======== Teks Hasil Ekstraksi

25 Januari 2018

Beras Oh Beras

Harga beras berapaan sekarang ya? Naiknya berapa rupiah emangnya? Kamu itu dari planet mana saja? Sampai nggak tahu harga beras yang selangit tingginya. Salah ya, jika aku sampai tidak tahu sama sekali harga beras. Sefatal apakah jika aku nggak tahu akan hal ini. Apakah sefatal serangan gagal jantung.

Beras memang termasuk makan pokok yang sudah mendarah daging bagi masyarakat Indonesia. Apalagi orang Jawa, sudah makan macem-macem, tapi kalau belum nasi yang masuk mulut tetap saja namanya belum makan. Padahal pagi sudah segelas susu dan tiga potong roti. Masih ditambah pula camilan jajan pasar. Kue apem, sama arem-arem. Kenyang banget itu harusnya. Tapi, kalau belum nasi yang dimakan, maka namanya tetap saja belum sarapan. Busyeett... memang makan harus nasi ya.

================
======== Data

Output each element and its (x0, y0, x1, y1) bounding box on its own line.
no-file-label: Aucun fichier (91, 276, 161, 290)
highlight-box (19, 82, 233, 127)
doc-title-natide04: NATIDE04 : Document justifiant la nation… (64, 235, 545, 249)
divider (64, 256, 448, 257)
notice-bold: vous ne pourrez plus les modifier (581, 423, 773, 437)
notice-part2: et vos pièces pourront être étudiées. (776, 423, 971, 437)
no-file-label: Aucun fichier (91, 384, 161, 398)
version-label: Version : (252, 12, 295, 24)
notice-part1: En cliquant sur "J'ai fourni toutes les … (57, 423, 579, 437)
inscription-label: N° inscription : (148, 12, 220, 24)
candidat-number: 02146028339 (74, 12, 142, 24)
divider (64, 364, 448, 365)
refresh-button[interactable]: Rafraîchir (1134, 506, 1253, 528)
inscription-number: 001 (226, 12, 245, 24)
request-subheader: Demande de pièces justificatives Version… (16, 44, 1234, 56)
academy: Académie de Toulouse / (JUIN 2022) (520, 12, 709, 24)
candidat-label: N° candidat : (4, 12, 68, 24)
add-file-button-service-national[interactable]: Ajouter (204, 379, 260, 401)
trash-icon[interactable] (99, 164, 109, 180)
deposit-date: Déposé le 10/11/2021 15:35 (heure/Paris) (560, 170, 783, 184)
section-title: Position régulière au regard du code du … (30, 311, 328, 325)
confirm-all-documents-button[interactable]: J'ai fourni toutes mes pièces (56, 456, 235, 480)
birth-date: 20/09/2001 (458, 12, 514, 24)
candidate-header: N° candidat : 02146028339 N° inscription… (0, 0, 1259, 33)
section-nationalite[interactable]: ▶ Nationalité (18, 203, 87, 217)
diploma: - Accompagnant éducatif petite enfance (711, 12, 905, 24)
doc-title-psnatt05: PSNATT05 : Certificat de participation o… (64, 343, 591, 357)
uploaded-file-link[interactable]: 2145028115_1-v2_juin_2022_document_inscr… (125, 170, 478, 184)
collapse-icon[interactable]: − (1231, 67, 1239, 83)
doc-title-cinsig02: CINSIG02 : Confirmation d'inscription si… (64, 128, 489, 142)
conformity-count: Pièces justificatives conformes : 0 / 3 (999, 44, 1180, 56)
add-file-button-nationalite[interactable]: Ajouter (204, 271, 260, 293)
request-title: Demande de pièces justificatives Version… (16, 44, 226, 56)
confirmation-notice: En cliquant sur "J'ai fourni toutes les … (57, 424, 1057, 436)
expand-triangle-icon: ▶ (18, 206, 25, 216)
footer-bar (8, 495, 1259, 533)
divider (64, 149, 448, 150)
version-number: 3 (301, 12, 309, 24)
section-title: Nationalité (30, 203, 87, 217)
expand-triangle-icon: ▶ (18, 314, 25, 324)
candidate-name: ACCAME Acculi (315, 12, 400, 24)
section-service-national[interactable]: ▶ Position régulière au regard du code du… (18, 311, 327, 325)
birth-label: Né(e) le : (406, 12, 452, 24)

================

→ **Soal Latihan**:
1. Menurut tulisan tentang beras, apa yang sudah disantap pada pagi hari selain camilan jajan pasar?
2. Tulis ulang kata demi kata sebagian tulisan tentang beras: mulailah dari kata-kata yang memuat "Harga beras berapaan", lalu berhenti sesudah "serangan gagal jantung.".
3. Tentukan apakah tiap pernyataan berikut sesuai dengan tulisan tentang beras. Jawab ya atau tidak, lalu kutip kata-kata dari tulisan itu yang menjadi dasarnya.
(a) Beras disebut sebagai makanan pokok bagi masyarakat Indonesia.
(b) Camilan jajan pasar yang disebut adalah kue lapis.
(c) Bagi orang Jawa, kalau belum makan nasi, tetap dianggap belum makan.

→ **Kunci Jawaban**:
1. Segelas susu dan tiga potong roti.

2.
Harga beras berapaan sekarang ya? Naiknya berapa rupiah emangnya? Kamu itu dari planet mana saja? Sampai nggak tahu harga beras yang selangit tingginya. Salah ya, jika aku sampai tidak tahu sama sekali harga beras. Sefatal apakah jika aku nggak tahu akan hal ini. Apakah sefatal serangan gagal jantung.

3.
(a) Ya: "Beras memang termasuk makan pokok yang sudah mendarah daging bagi masyarakat Indonesia."
(b) Tidak: "Kue apem, sama arem-arem."
(c) Ya: "kalau belum nasi yang masuk mulut tetap saja namanya belum makan."